> Given instruction
From the listing below, copy every line with the word "that".

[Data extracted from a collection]
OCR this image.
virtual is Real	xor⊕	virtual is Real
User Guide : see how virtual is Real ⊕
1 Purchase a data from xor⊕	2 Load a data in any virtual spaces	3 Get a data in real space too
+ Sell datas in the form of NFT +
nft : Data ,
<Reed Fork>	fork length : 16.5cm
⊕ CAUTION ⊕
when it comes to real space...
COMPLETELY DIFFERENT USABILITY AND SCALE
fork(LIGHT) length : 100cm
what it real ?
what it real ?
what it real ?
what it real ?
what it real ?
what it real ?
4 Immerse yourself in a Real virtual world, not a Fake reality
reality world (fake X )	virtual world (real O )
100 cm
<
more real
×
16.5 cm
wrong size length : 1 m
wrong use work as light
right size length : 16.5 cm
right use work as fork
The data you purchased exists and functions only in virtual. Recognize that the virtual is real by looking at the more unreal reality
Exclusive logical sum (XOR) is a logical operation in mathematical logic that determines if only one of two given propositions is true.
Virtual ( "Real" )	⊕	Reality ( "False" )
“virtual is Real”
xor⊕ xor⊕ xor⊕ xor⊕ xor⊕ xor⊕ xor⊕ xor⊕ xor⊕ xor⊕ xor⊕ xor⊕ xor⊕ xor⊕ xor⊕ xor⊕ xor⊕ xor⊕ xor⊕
...
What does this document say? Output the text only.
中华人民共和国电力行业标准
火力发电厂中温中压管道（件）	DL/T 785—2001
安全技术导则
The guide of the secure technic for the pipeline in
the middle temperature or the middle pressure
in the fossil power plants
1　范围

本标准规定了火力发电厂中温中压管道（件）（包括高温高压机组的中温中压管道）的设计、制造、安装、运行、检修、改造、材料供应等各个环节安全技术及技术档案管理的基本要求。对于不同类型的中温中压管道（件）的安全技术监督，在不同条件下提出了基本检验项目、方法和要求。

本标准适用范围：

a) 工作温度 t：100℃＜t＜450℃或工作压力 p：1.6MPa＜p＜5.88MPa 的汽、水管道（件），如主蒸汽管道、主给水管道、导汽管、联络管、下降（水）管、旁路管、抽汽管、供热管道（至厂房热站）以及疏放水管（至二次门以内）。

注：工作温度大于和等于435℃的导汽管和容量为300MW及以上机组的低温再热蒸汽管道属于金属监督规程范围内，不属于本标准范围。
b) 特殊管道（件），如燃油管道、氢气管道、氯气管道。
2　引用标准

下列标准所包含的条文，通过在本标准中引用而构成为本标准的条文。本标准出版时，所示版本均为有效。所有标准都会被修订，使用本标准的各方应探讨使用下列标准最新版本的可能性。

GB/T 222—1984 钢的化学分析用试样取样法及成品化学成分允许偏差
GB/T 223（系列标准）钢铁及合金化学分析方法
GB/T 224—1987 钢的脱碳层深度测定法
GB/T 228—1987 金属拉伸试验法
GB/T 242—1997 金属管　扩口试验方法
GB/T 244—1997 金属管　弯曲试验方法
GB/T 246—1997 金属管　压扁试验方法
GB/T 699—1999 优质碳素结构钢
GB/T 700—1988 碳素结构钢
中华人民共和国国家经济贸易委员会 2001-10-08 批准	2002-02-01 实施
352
==
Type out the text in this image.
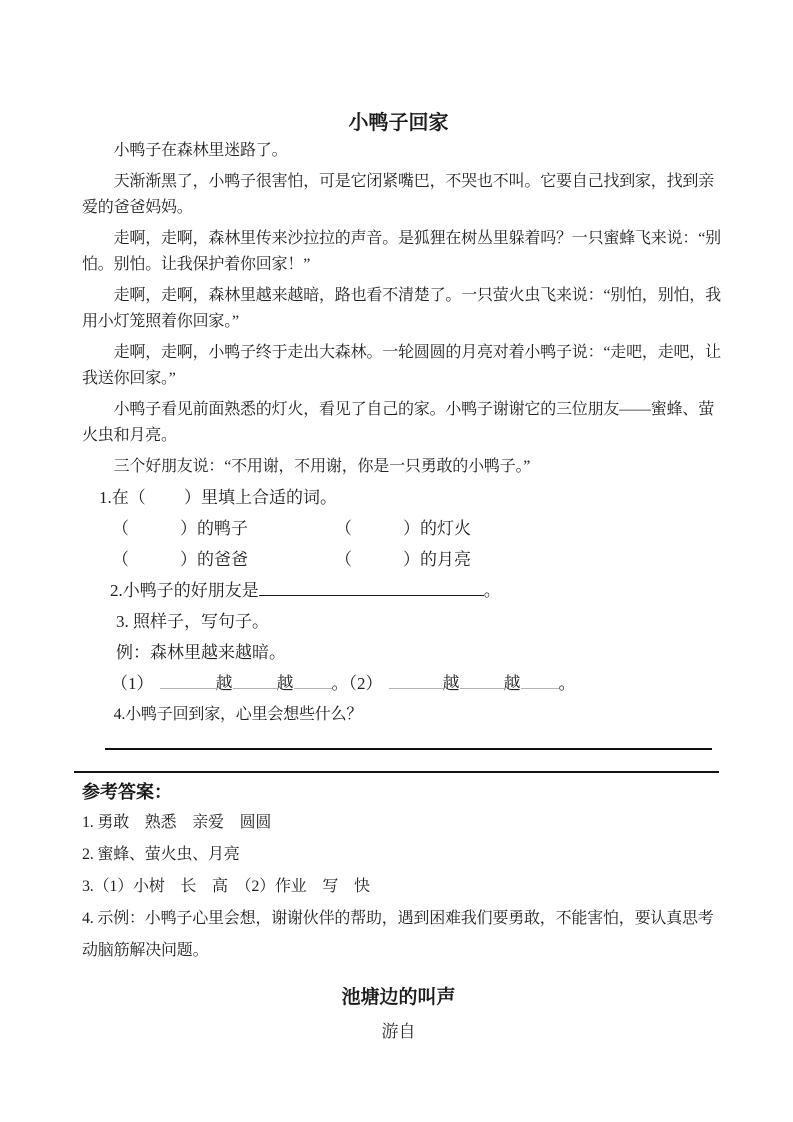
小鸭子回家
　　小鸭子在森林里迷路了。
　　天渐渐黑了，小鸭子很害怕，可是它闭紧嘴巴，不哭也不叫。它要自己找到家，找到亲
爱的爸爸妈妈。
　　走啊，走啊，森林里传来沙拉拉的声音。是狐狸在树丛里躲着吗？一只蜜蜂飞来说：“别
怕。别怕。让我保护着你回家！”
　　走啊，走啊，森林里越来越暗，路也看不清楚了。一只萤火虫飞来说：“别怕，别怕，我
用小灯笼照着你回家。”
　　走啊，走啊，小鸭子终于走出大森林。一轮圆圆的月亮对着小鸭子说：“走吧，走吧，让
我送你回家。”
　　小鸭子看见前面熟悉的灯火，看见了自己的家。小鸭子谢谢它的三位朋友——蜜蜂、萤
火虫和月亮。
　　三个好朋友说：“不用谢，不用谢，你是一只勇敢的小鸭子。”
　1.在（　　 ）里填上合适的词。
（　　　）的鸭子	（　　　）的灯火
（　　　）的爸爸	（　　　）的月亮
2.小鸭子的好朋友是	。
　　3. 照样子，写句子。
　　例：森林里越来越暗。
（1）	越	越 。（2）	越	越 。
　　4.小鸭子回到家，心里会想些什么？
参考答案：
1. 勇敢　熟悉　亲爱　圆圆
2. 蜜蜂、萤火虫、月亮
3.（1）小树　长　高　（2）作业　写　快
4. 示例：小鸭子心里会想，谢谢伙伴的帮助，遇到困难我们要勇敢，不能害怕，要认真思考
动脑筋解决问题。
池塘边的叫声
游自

> Complete answer
The data you purchased exists and functions only in virtual. Recognize that the virtual is real by looking at the more unreal reality
Exclusive logical sum (XOR) is a logical operation in mathematical logic that determines if only one of two given propositions is true.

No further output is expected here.